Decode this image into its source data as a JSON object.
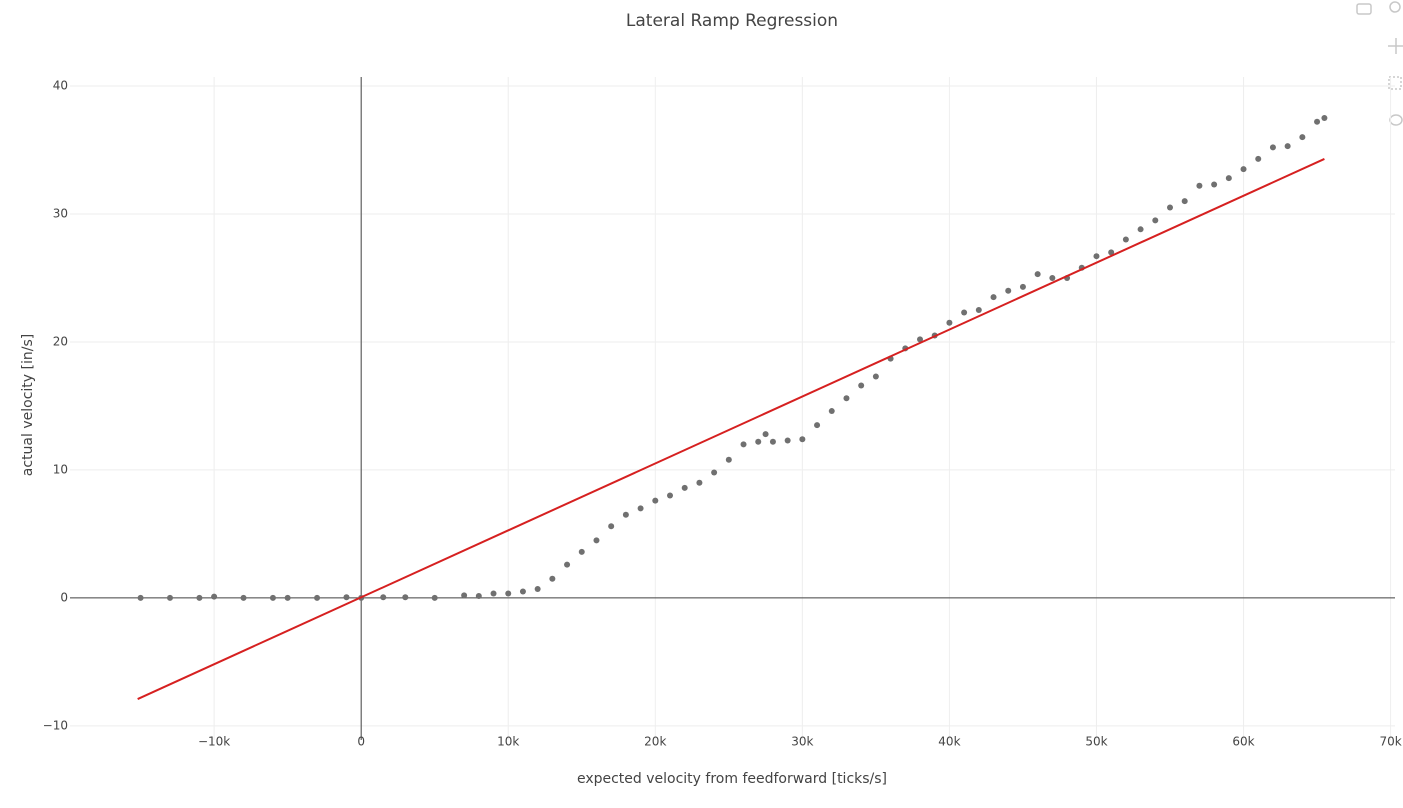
{
  "chart_data": {
    "type": "scatter",
    "title": "Lateral Ramp Regression",
    "x_label": "expected velocity from feedforward [ticks/s]",
    "y_label": "actual velocity [in/s]",
    "xlim": [
      -19800,
      70300
    ],
    "ylim": [
      -11.1,
      40.7
    ],
    "xticks": [
      {
        "value": -10000,
        "label": "−10k"
      },
      0,
      {
        "value": 10000,
        "label": "10k"
      },
      {
        "value": 20000,
        "label": "20k"
      },
      {
        "value": 30000,
        "label": "30k"
      },
      {
        "value": 40000,
        "label": "40k"
      },
      {
        "value": 50000,
        "label": "50k"
      },
      {
        "value": 60000,
        "label": "60k"
      },
      {
        "value": 70000,
        "label": "70k"
      }
    ],
    "yticks": [
      {
        "value": -10,
        "label": "−10"
      },
      0,
      10,
      20,
      30,
      40
    ],
    "grid": true,
    "zeroline": true,
    "series": [
      {
        "mode": "markers",
        "color": "#707070",
        "x": [
          -15000,
          -13000,
          -11000,
          -10000,
          -8000,
          -6000,
          -5000,
          -3000,
          -1000,
          0,
          1500,
          3000,
          5000,
          7000,
          8000,
          9000,
          10000,
          11000,
          12000,
          13000,
          14000,
          15000,
          16000,
          17000,
          18000,
          19000,
          20000,
          21000,
          22000,
          23000,
          24000,
          25000,
          26000,
          27000,
          27500,
          28000,
          29000,
          30000,
          31000,
          32000,
          33000,
          34000,
          35000,
          36000,
          37000,
          38000,
          39000,
          40000,
          41000,
          42000,
          43000,
          44000,
          45000,
          46000,
          47000,
          48000,
          49000,
          50000,
          51000,
          52000,
          53000,
          54000,
          55000,
          56000,
          57000,
          58000,
          59000,
          60000,
          61000,
          62000,
          63000,
          64000,
          65000,
          65500
        ],
        "values": [
          0,
          0,
          0,
          0.1,
          0,
          0,
          0,
          0,
          0.05,
          0,
          0.05,
          0.05,
          0,
          0.2,
          0.15,
          0.35,
          0.35,
          0.5,
          0.7,
          1.5,
          2.6,
          3.6,
          4.5,
          5.6,
          6.5,
          7.0,
          7.6,
          8.0,
          8.6,
          9.0,
          9.8,
          10.8,
          12.0,
          12.2,
          12.8,
          12.2,
          12.3,
          12.4,
          13.5,
          14.6,
          15.6,
          16.6,
          17.3,
          18.7,
          19.5,
          20.2,
          20.5,
          21.5,
          22.3,
          22.5,
          23.5,
          24.0,
          24.3,
          25.3,
          25.0,
          25.0,
          25.8,
          26.7,
          27.0,
          28.0,
          28.8,
          29.5,
          30.5,
          31.0,
          32.2,
          32.3,
          32.8,
          33.5,
          34.3,
          35.2,
          35.3,
          36.0,
          37.2,
          37.5
        ]
      },
      {
        "mode": "line",
        "color": "#d62020",
        "x": [
          -15200,
          65500
        ],
        "values": [
          -7.9,
          34.3
        ]
      }
    ]
  }
}
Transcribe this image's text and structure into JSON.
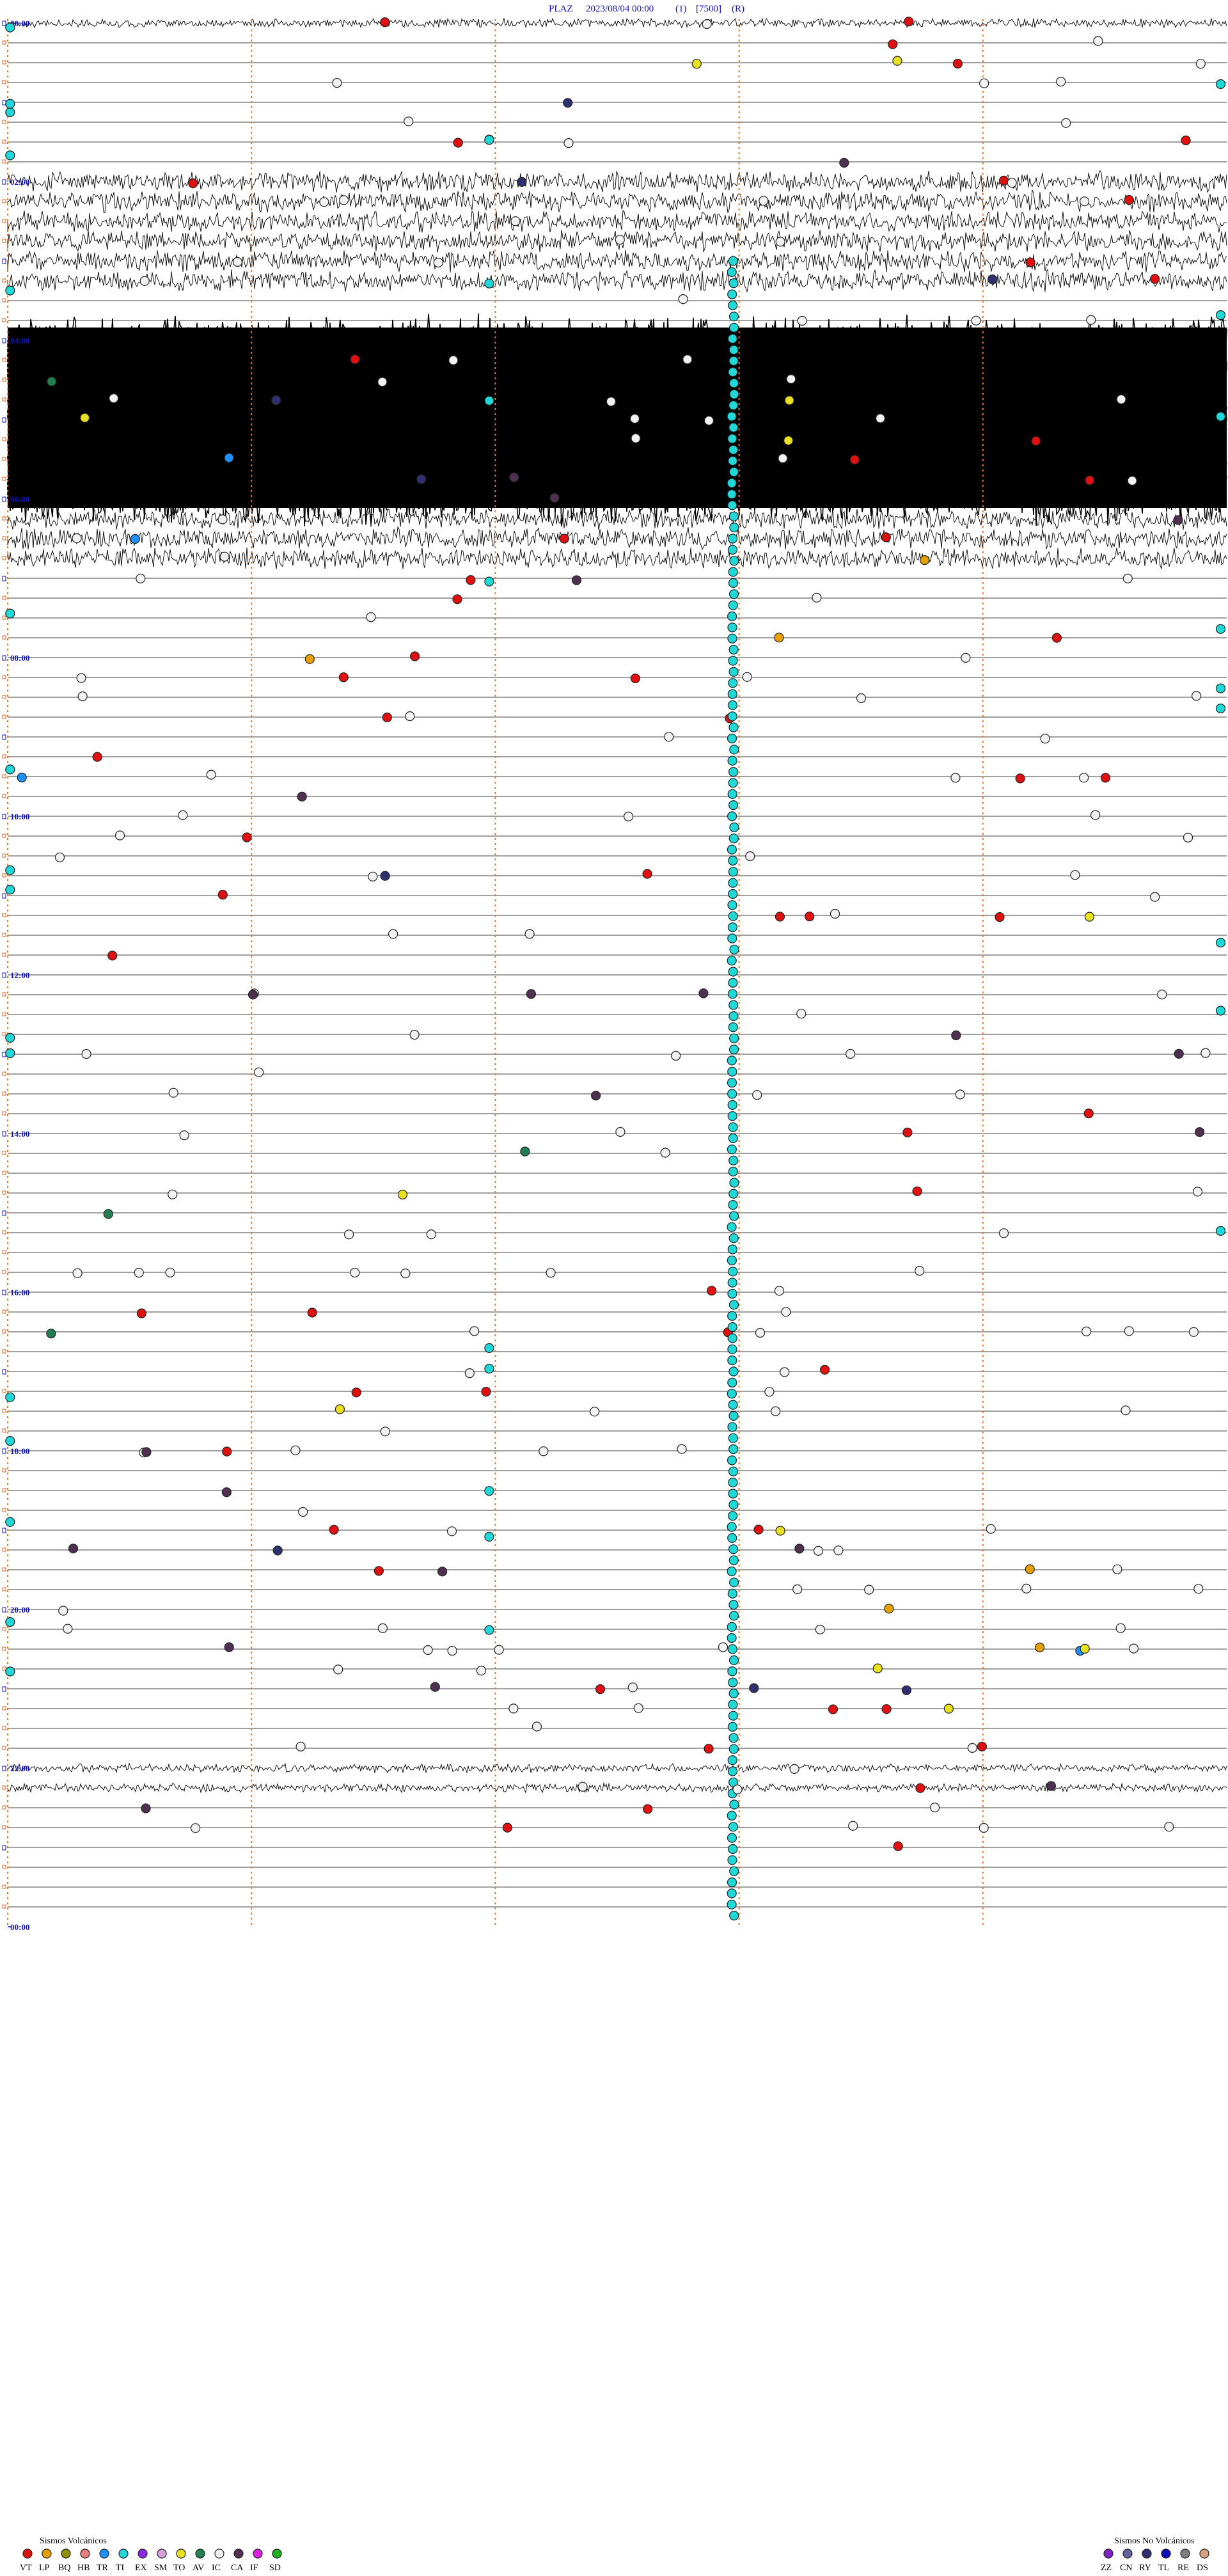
{
  "header": {
    "station": "PLAZ",
    "datetime": "2023/08/04 00:00",
    "field1": "(1)",
    "field2": "[7500]",
    "field3": "(R)"
  },
  "chart_data": {
    "type": "helicorder",
    "station": "PLAZ",
    "date": "2023/08/04",
    "rows_per_hour": 4,
    "minutes_per_row": 15,
    "hour_labels": [
      "00:00",
      "02:00",
      "04:00",
      "06:00",
      "08:00",
      "10:00",
      "12:00",
      "14:00",
      "16:00",
      "18:00",
      "20:00",
      "22:00",
      "00:00"
    ],
    "high_activity_rows": [
      {
        "from_row": 0,
        "to_row": 0,
        "amplitude": "medium"
      },
      {
        "from_row": 8,
        "to_row": 13,
        "amplitude": "high"
      },
      {
        "from_row": 16,
        "to_row": 24,
        "amplitude": "saturated"
      },
      {
        "from_row": 25,
        "to_row": 27,
        "amplitude": "high"
      },
      {
        "from_row": 88,
        "to_row": 89,
        "amplitude": "medium"
      }
    ],
    "trace_drawn_until_row": 96,
    "marker_columns_percent": [
      0,
      20,
      40,
      60,
      80
    ],
    "events_by_class": {
      "VT": 58,
      "LP": 6,
      "BQ": 0,
      "HB": 0,
      "TR": 4,
      "TI": 185,
      "EX": 0,
      "SM": 0,
      "TO": 12,
      "AV": 4,
      "IC": 150,
      "CA": 22,
      "IF": 0,
      "SD": 0,
      "ZZ": 0,
      "CN": 0,
      "RY": 9,
      "TL": 0,
      "RE": 0,
      "DS": 0
    }
  },
  "legend": {
    "volcanic_title": "Sismos Volcánicos",
    "nonvolcanic_title": "Sismos No Volcánicos",
    "volcanic": [
      {
        "code": "VT",
        "color": "#e01010"
      },
      {
        "code": "LP",
        "color": "#e8a000"
      },
      {
        "code": "BQ",
        "color": "#909000"
      },
      {
        "code": "HB",
        "color": "#e88080"
      },
      {
        "code": "TR",
        "color": "#1e90ff"
      },
      {
        "code": "TI",
        "color": "#20d8d8"
      },
      {
        "code": "EX",
        "color": "#8a2be2"
      },
      {
        "code": "SM",
        "color": "#d8a0d8"
      },
      {
        "code": "TO",
        "color": "#e8e020"
      },
      {
        "code": "AV",
        "color": "#208050"
      },
      {
        "code": "IC",
        "color": "#f2f2f2"
      },
      {
        "code": "CA",
        "color": "#503050"
      },
      {
        "code": "IF",
        "color": "#e020e0"
      },
      {
        "code": "SD",
        "color": "#20b020"
      }
    ],
    "nonvolcanic": [
      {
        "code": "ZZ",
        "color": "#8020c0"
      },
      {
        "code": "CN",
        "color": "#6060a0"
      },
      {
        "code": "RY",
        "color": "#303070"
      },
      {
        "code": "TL",
        "color": "#1010c0"
      },
      {
        "code": "RE",
        "color": "#808080"
      },
      {
        "code": "DS",
        "color": "#d8a080"
      }
    ]
  }
}
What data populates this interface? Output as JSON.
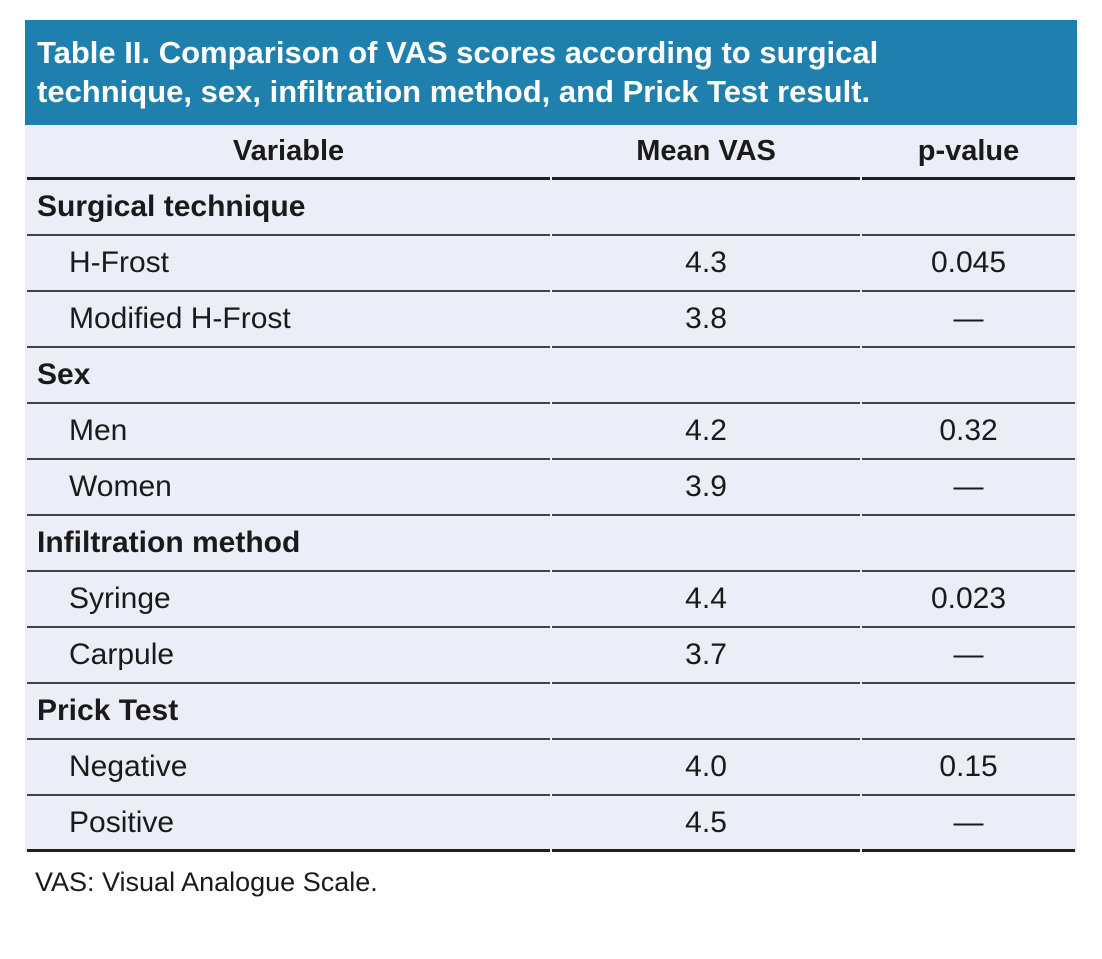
{
  "title": {
    "lines": [
      "Table II. Comparison of VAS scores according to surgical",
      "technique, sex, infiltration method, and Prick Test result."
    ]
  },
  "columns": [
    "Variable",
    "Mean VAS",
    "p-value"
  ],
  "sections": [
    {
      "header": "Surgical technique",
      "rows": [
        {
          "label": "H-Frost",
          "mean_vas": "4.3",
          "p_value": "0.045"
        },
        {
          "label": "Modified H-Frost",
          "mean_vas": "3.8",
          "p_value": "—"
        }
      ]
    },
    {
      "header": "Sex",
      "rows": [
        {
          "label": "Men",
          "mean_vas": "4.2",
          "p_value": "0.32"
        },
        {
          "label": "Women",
          "mean_vas": "3.9",
          "p_value": "—"
        }
      ]
    },
    {
      "header": "Infiltration method",
      "rows": [
        {
          "label": "Syringe",
          "mean_vas": "4.4",
          "p_value": "0.023"
        },
        {
          "label": "Carpule",
          "mean_vas": "3.7",
          "p_value": "—"
        }
      ]
    },
    {
      "header": "Prick Test",
      "rows": [
        {
          "label": "Negative",
          "mean_vas": "4.0",
          "p_value": "0.15"
        },
        {
          "label": "Positive",
          "mean_vas": "4.5",
          "p_value": "—"
        }
      ]
    }
  ],
  "footnote": "VAS: Visual Analogue Scale.",
  "colors": {
    "title_bg": "#1F80AD",
    "title_text": "#FFFFFF",
    "row_bg": "#EBEEF6",
    "row_line": "#424242",
    "strong_line": "#1F1F1F",
    "text": "#1A1A1A"
  }
}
------------------------------------------------
» **What is being asked**: Reproduce every line of the listing above in which the string "technique" appears.

» **The output**:
      "technique, sex, infiltration method, and Prick Test result."
      "header": "Surgical technique",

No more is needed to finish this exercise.